Part of a data file:
>>>
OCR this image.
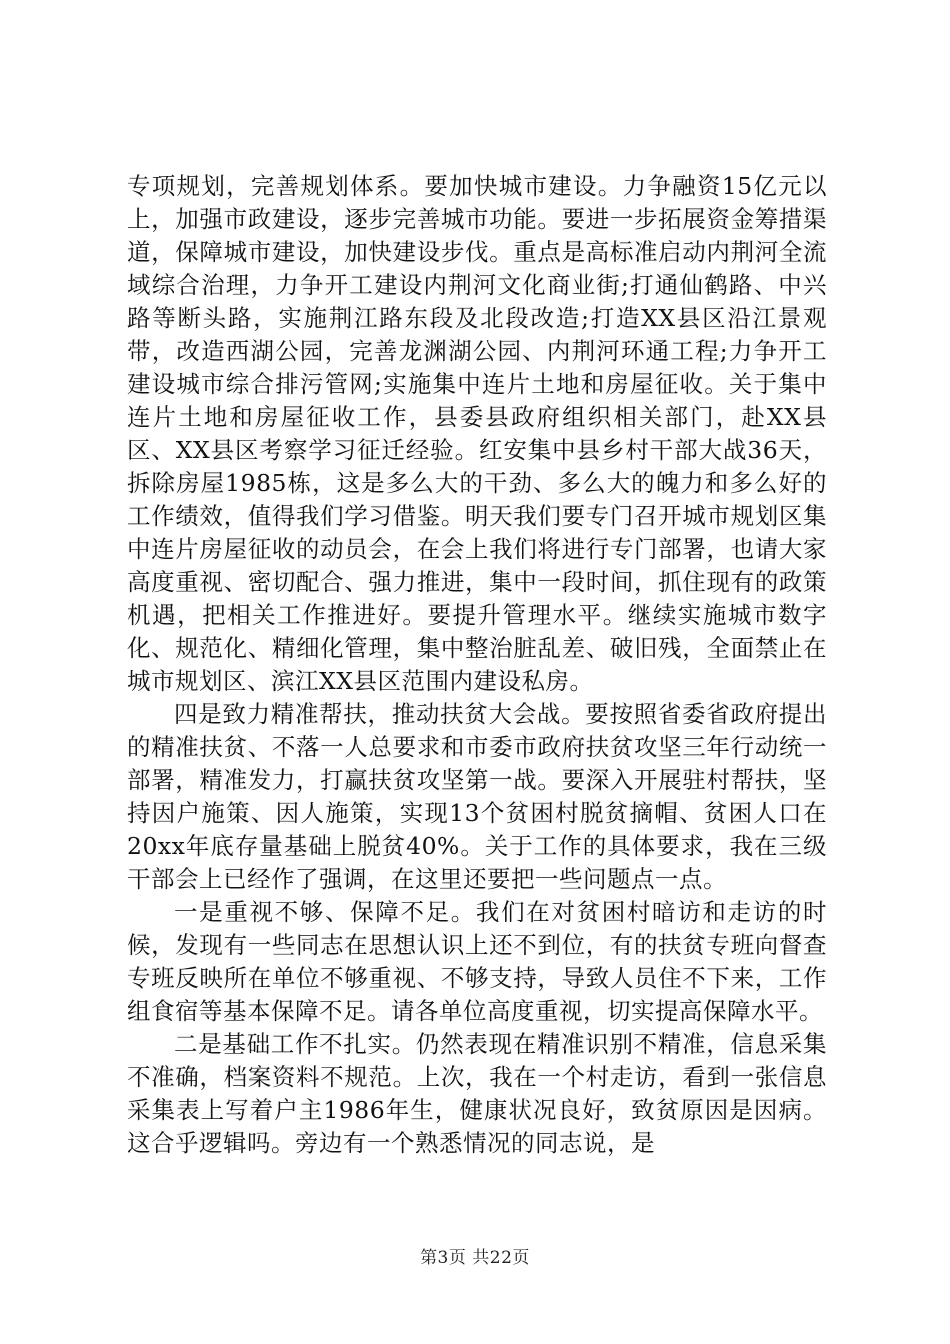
专项规划，完善规划体系。要加快城市建设。力争融资15亿元以上，加强市政建设，逐步完善城市功能。要进一步拓展资金筹措渠道，保障城市建设，加快建设步伐。重点是高标准启动内荆河全流域综合治理，力争开工建设内荆河文化商业街;打通仙鹤路、中兴路等断头路，实施荆江路东段及北段改造;打造XX县区沿江景观带，改造西湖公园，完善龙渊湖公园、内荆河环通工程;力争开工建设城市综合排污管网;实施集中连片土地和房屋征收。关于集中连片土地和房屋征收工作，县委县政府组织相关部门，赴XX县区、XX县区考察学习征迁经验。红安集中县乡村干部大战36天，拆除房屋1985栋，这是多么大的干劲、多么大的魄力和多么好的工作绩效，值得我们学习借鉴。明天我们要专门召开城市规划区集中连片房屋征收的动员会，在会上我们将进行专门部署，也请大家高度重视、密切配合、强力推进，集中一段时间，抓住现有的政策机遇，把相关工作推进好。要提升管理水平。继续实施城市数字化、规范化、精细化管理，集中整治脏乱差、破旧残，全面禁止在城市规划区、滨江XX县区范围内建设私房。

四是致力精准帮扶，推动扶贫大会战。要按照省委省政府提出的精准扶贫、不落一人总要求和市委市政府扶贫攻坚三年行动统一部署，精准发力，打赢扶贫攻坚第一战。要深入开展驻村帮扶，坚持因户施策、因人施策，实现13个贫困村脱贫摘帽、贫困人口在20xx年底存量基础上脱贫40%。关于工作的具体要求，我在三级干部会上已经作了强调，在这里还要把一些问题点一点。

一是重视不够、保障不足。我们在对贫困村暗访和走访的时候，发现有一些同志在思想认识上还不到位，有的扶贫专班向督查专班反映所在单位不够重视、不够支持，导致人员住不下来，工作组食宿等基本保障不足。请各单位高度重视，切实提高保障水平。

二是基础工作不扎实。仍然表现在精准识别不精准，信息采集不准确，档案资料不规范。上次，我在一个村走访，看到一张信息采集表上写着户主1986年生，健康状况良好，致贫原因是因病。这合乎逻辑吗。旁边有一个熟悉情况的同志说，是

第3页 共22页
<<<
(GOAL) Make an exact copy of all the material, but keep the pictures out of it.

(RESULT FOR THIS TASK)
OCR this image.
专项规划，完善规划体系。要加快城市建设。力争融资15亿元以上，加强市政建设，逐步完善城市功能。要进一步拓展资金筹措渠道，保障城市建设，加快建设步伐。重点是高标准启动内荆河全流域综合治理，力争开工建设内荆河文化商业街;打通仙鹤路、中兴路等断头路，实施荆江路东段及北段改造;打造XX县区沿江景观带，改造西湖公园，完善龙渊湖公园、内荆河环通工程;力争开工建设城市综合排污管网;实施集中连片土地和房屋征收。关于集中连片土地和房屋征收工作，县委县政府组织相关部门，赴XX县区、XX县区考察学习征迁经验。红安集中县乡村干部大战36天，拆除房屋1985栋，这是多么大的干劲、多么大的魄力和多么好的工作绩效，值得我们学习借鉴。明天我们要专门召开城市规划区集中连片房屋征收的动员会，在会上我们将进行专门部署，也请大家高度重视、密切配合、强力推进，集中一段时间，抓住现有的政策机遇，把相关工作推进好。要提升管理水平。继续实施城市数字化、规范化、精细化管理，集中整治脏乱差、破旧残，全面禁止在城市规划区、滨江XX县区范围内建设私房。

四是致力精准帮扶，推动扶贫大会战。要按照省委省政府提出的精准扶贫、不落一人总要求和市委市政府扶贫攻坚三年行动统一部署，精准发力，打赢扶贫攻坚第一战。要深入开展驻村帮扶，坚持因户施策、因人施策，实现13个贫困村脱贫摘帽、贫困人口在20xx年底存量基础上脱贫40%。关于工作的具体要求，我在三级干部会上已经作了强调，在这里还要把一些问题点一点。

一是重视不够、保障不足。我们在对贫困村暗访和走访的时候，发现有一些同志在思想认识上还不到位，有的扶贫专班向督查专班反映所在单位不够重视、不够支持，导致人员住不下来，工作组食宿等基本保障不足。请各单位高度重视，切实提高保障水平。

二是基础工作不扎实。仍然表现在精准识别不精准，信息采集不准确，档案资料不规范。上次，我在一个村走访，看到一张信息采集表上写着户主1986年生，健康状况良好，致贫原因是因病。这合乎逻辑吗。旁边有一个熟悉情况的同志说，是

第3页 共22页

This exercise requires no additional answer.